**SUPPLIED RECORDS**
-.-.-

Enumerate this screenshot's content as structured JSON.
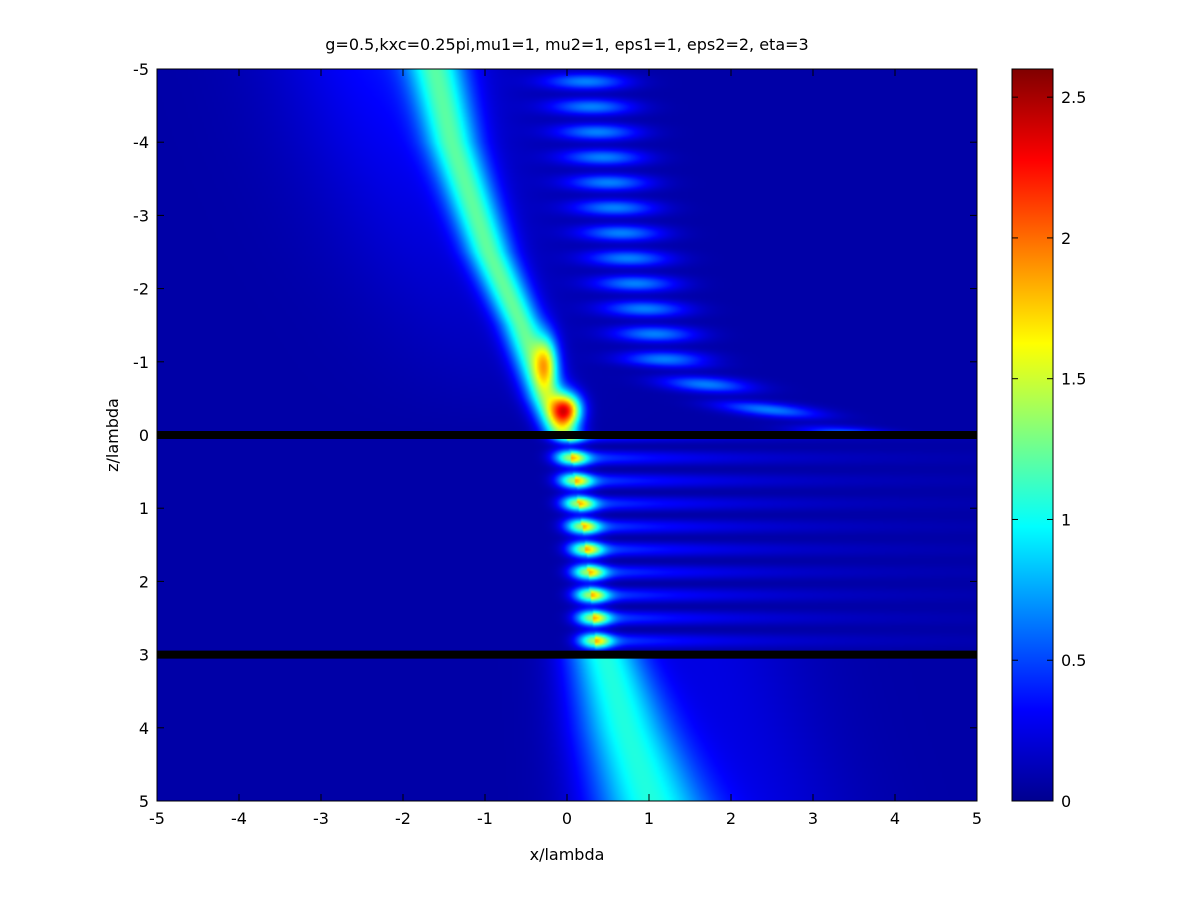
{
  "chart_data": {
    "type": "heatmap",
    "title": "g=0.5,kxc=0.25pi,mu1=1, mu2=1, eps1=1, eps2=2, eta=3",
    "xlabel": "x/lambda",
    "ylabel": "z/lambda",
    "xlim": [
      -5,
      5
    ],
    "ylim": [
      -5,
      5
    ],
    "y_axis_reversed": true,
    "x_ticks": [
      -5,
      -4,
      -3,
      -2,
      -1,
      0,
      1,
      2,
      3,
      4,
      5
    ],
    "y_ticks": [
      -5,
      -4,
      -3,
      -2,
      -1,
      0,
      1,
      2,
      3,
      4,
      5
    ],
    "colormap": "jet",
    "colorbar": {
      "range": [
        0,
        2.6
      ],
      "ticks": [
        0,
        0.5,
        1,
        1.5,
        2,
        2.5
      ]
    },
    "interfaces": [
      0,
      3
    ],
    "interface_color": "#000000",
    "beam": {
      "upper_center_path": [
        [
          -5,
          -1.6
        ],
        [
          -4.5,
          -1.5
        ],
        [
          -4,
          -1.4
        ],
        [
          -3.5,
          -1.25
        ],
        [
          -3,
          -1.1
        ],
        [
          -2.5,
          -0.95
        ],
        [
          -2,
          -0.75
        ],
        [
          -1.5,
          -0.55
        ],
        [
          -1,
          -0.4
        ],
        [
          -0.5,
          -0.25
        ],
        [
          0,
          -0.05
        ]
      ],
      "reflected_center_path": [
        [
          -5,
          0.2
        ],
        [
          -4,
          0.4
        ],
        [
          -3,
          0.6
        ],
        [
          -2,
          0.85
        ],
        [
          -1,
          1.2
        ],
        [
          -0.5,
          2.0
        ],
        [
          0,
          3.5
        ]
      ],
      "layer_center_path": [
        [
          0,
          0
        ],
        [
          0.5,
          0.02
        ],
        [
          1,
          0.05
        ],
        [
          1.5,
          0.12
        ],
        [
          2,
          0.2
        ],
        [
          2.5,
          0.3
        ],
        [
          3,
          0.4
        ]
      ],
      "transmitted_center_path": [
        [
          3,
          0.45
        ],
        [
          4,
          0.7
        ],
        [
          5,
          1.0
        ]
      ],
      "peak": {
        "x": 0.0,
        "z": -0.35,
        "value": 2.6
      }
    }
  }
}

-.-.-

**PROBLEM DESCRIPTION**
The entries above are to be returned exactly, without their pictures.

**RESULT**
Enumerate this screenshot's content as structured JSON.
{
  "chart_data": {
    "type": "heatmap",
    "title": "g=0.5,kxc=0.25pi,mu1=1, mu2=1, eps1=1, eps2=2, eta=3",
    "xlabel": "x/lambda",
    "ylabel": "z/lambda",
    "xlim": [
      -5,
      5
    ],
    "ylim": [
      -5,
      5
    ],
    "y_axis_reversed": true,
    "x_ticks": [
      -5,
      -4,
      -3,
      -2,
      -1,
      0,
      1,
      2,
      3,
      4,
      5
    ],
    "y_ticks": [
      -5,
      -4,
      -3,
      -2,
      -1,
      0,
      1,
      2,
      3,
      4,
      5
    ],
    "colormap": "jet",
    "colorbar": {
      "range": [
        0,
        2.6
      ],
      "ticks": [
        0,
        0.5,
        1,
        1.5,
        2,
        2.5
      ]
    },
    "interfaces": [
      0,
      3
    ],
    "interface_color": "#000000",
    "beam": {
      "upper_center_path": [
        [
          -5,
          -1.6
        ],
        [
          -4.5,
          -1.5
        ],
        [
          -4,
          -1.4
        ],
        [
          -3.5,
          -1.25
        ],
        [
          -3,
          -1.1
        ],
        [
          -2.5,
          -0.95
        ],
        [
          -2,
          -0.75
        ],
        [
          -1.5,
          -0.55
        ],
        [
          -1,
          -0.4
        ],
        [
          -0.5,
          -0.25
        ],
        [
          0,
          -0.05
        ]
      ],
      "reflected_center_path": [
        [
          -5,
          0.2
        ],
        [
          -4,
          0.4
        ],
        [
          -3,
          0.6
        ],
        [
          -2,
          0.85
        ],
        [
          -1,
          1.2
        ],
        [
          -0.5,
          2.0
        ],
        [
          0,
          3.5
        ]
      ],
      "layer_center_path": [
        [
          0,
          0
        ],
        [
          0.5,
          0.02
        ],
        [
          1,
          0.05
        ],
        [
          1.5,
          0.12
        ],
        [
          2,
          0.2
        ],
        [
          2.5,
          0.3
        ],
        [
          3,
          0.4
        ]
      ],
      "transmitted_center_path": [
        [
          3,
          0.45
        ],
        [
          4,
          0.7
        ],
        [
          5,
          1.0
        ]
      ],
      "peak": {
        "x": 0.0,
        "z": -0.35,
        "value": 2.6
      }
    }
  }
}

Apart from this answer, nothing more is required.